== EXCERPTED RECORDS
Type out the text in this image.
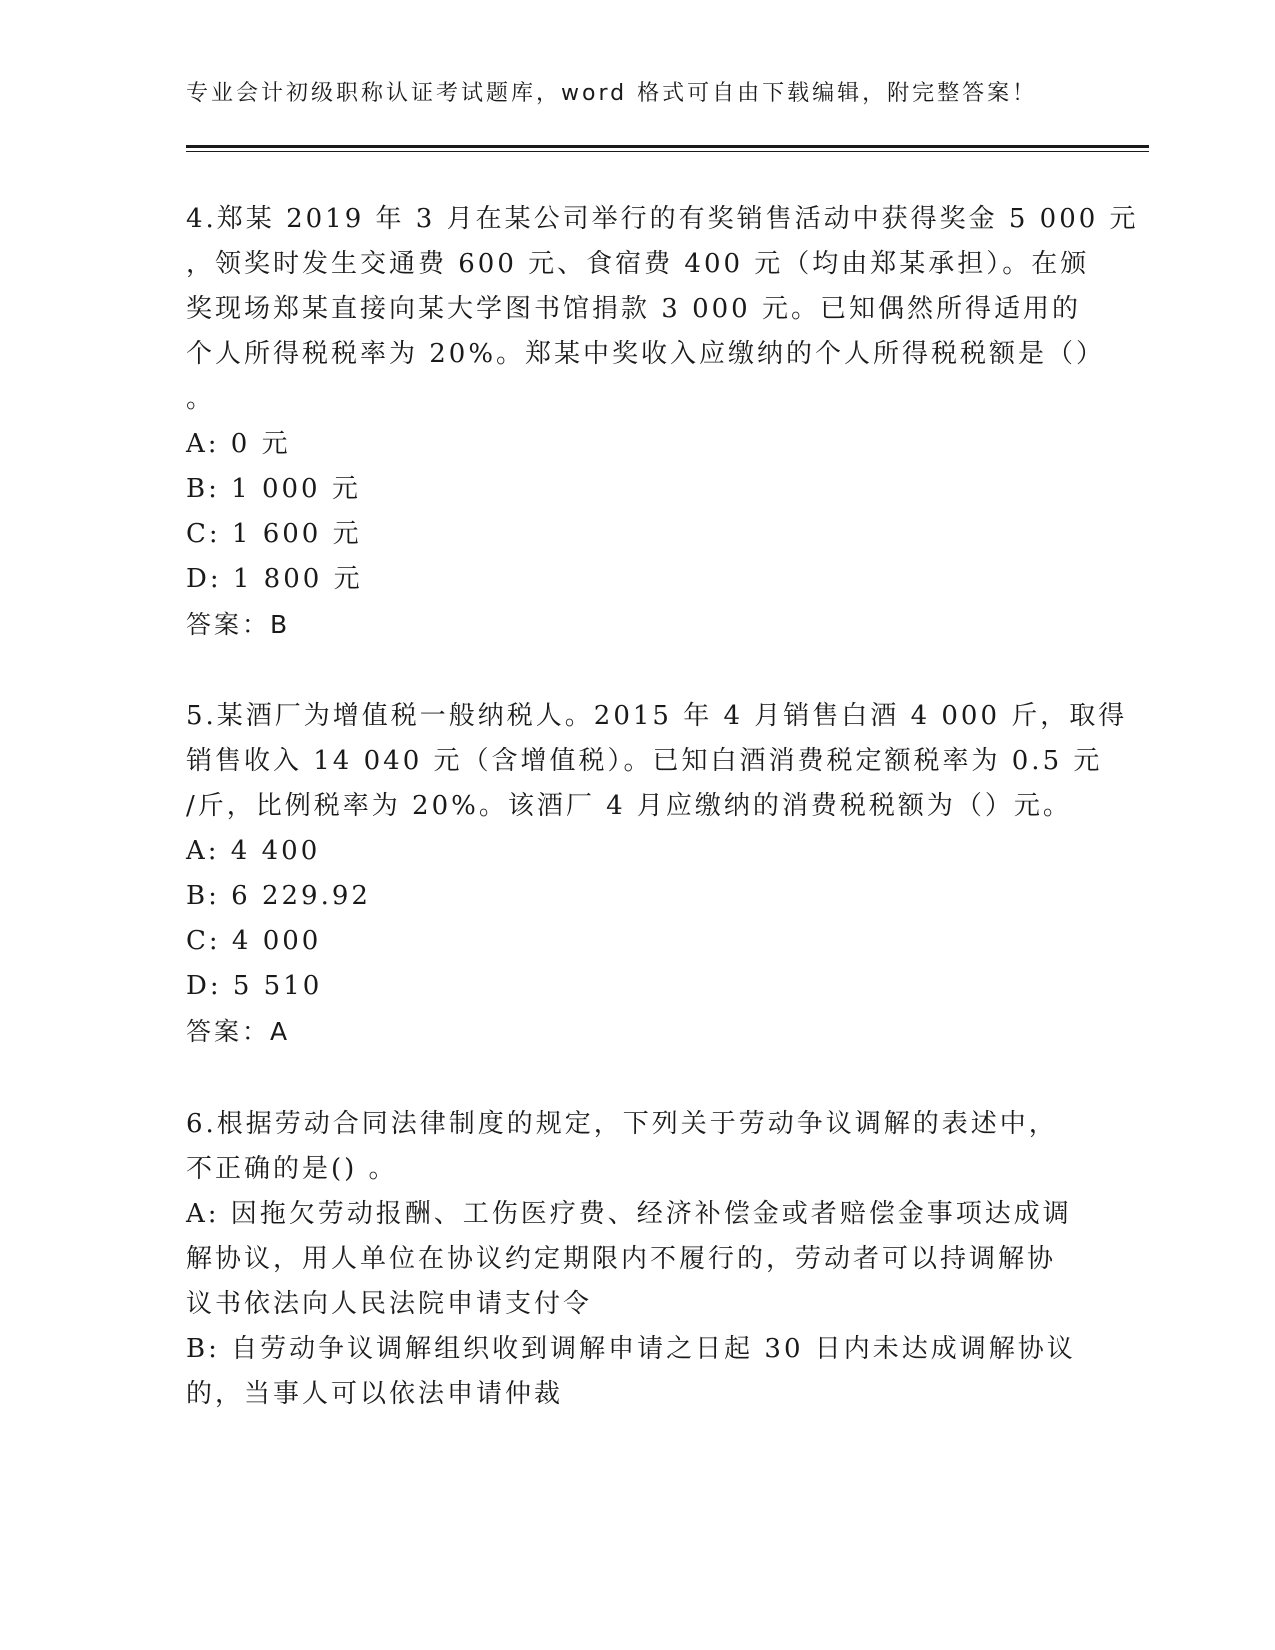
专业会计初级职称认证考试题库，word 格式可自由下载编辑，附完整答案！
4.郑某 2019 年 3 月在某公司举行的有奖销售活动中获得奖金 5 000 元
，领奖时发生交通费 600 元、食宿费 400 元（均由郑某承担）。在颁
奖现场郑某直接向某大学图书馆捐款 3 000 元。已知偶然所得适用的
个人所得税税率为 20%。郑某中奖收入应缴纳的个人所得税税额是（）
。
A: 0 元
B: 1 000 元
C: 1 600 元
D: 1 800 元
答案：B
5.某酒厂为增值税一般纳税人。2015 年 4 月销售白酒 4 000 斤，取得
销售收入 14 040 元（含增值税）。已知白酒消费税定额税率为 0.5 元
/斤，比例税率为 20%。该酒厂 4 月应缴纳的消费税税额为（）元。
A: 4 400
B: 6 229.92
C: 4 000
D: 5 510
答案：A
6.根据劳动合同法律制度的规定，下列关于劳动争议调解的表述中，
不正确的是() 。
A: 因拖欠劳动报酬、工伤医疗费、经济补偿金或者赔偿金事项达成调
解协议，用人单位在协议约定期限内不履行的，劳动者可以持调解协
议书依法向人民法院申请支付令
B: 自劳动争议调解组织收到调解申请之日起 30 日内未达成调解协议
的，当事人可以依法申请仲裁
====
EXERCISE GOAL
Omit the pictures and give the material again, exactly and in full.

SOLUTION
Type out the text in this image.
专业会计初级职称认证考试题库，word 格式可自由下载编辑，附完整答案！
4.郑某 2019 年 3 月在某公司举行的有奖销售活动中获得奖金 5 000 元
，领奖时发生交通费 600 元、食宿费 400 元（均由郑某承担）。在颁
奖现场郑某直接向某大学图书馆捐款 3 000 元。已知偶然所得适用的
个人所得税税率为 20%。郑某中奖收入应缴纳的个人所得税税额是（）
。
A: 0 元
B: 1 000 元
C: 1 600 元
D: 1 800 元
答案：B
5.某酒厂为增值税一般纳税人。2015 年 4 月销售白酒 4 000 斤，取得
销售收入 14 040 元（含增值税）。已知白酒消费税定额税率为 0.5 元
/斤，比例税率为 20%。该酒厂 4 月应缴纳的消费税税额为（）元。
A: 4 400
B: 6 229.92
C: 4 000
D: 5 510
答案：A
6.根据劳动合同法律制度的规定，下列关于劳动争议调解的表述中，
不正确的是() 。
A: 因拖欠劳动报酬、工伤医疗费、经济补偿金或者赔偿金事项达成调
解协议，用人单位在协议约定期限内不履行的，劳动者可以持调解协
议书依法向人民法院申请支付令
B: 自劳动争议调解组织收到调解申请之日起 30 日内未达成调解协议
的，当事人可以依法申请仲裁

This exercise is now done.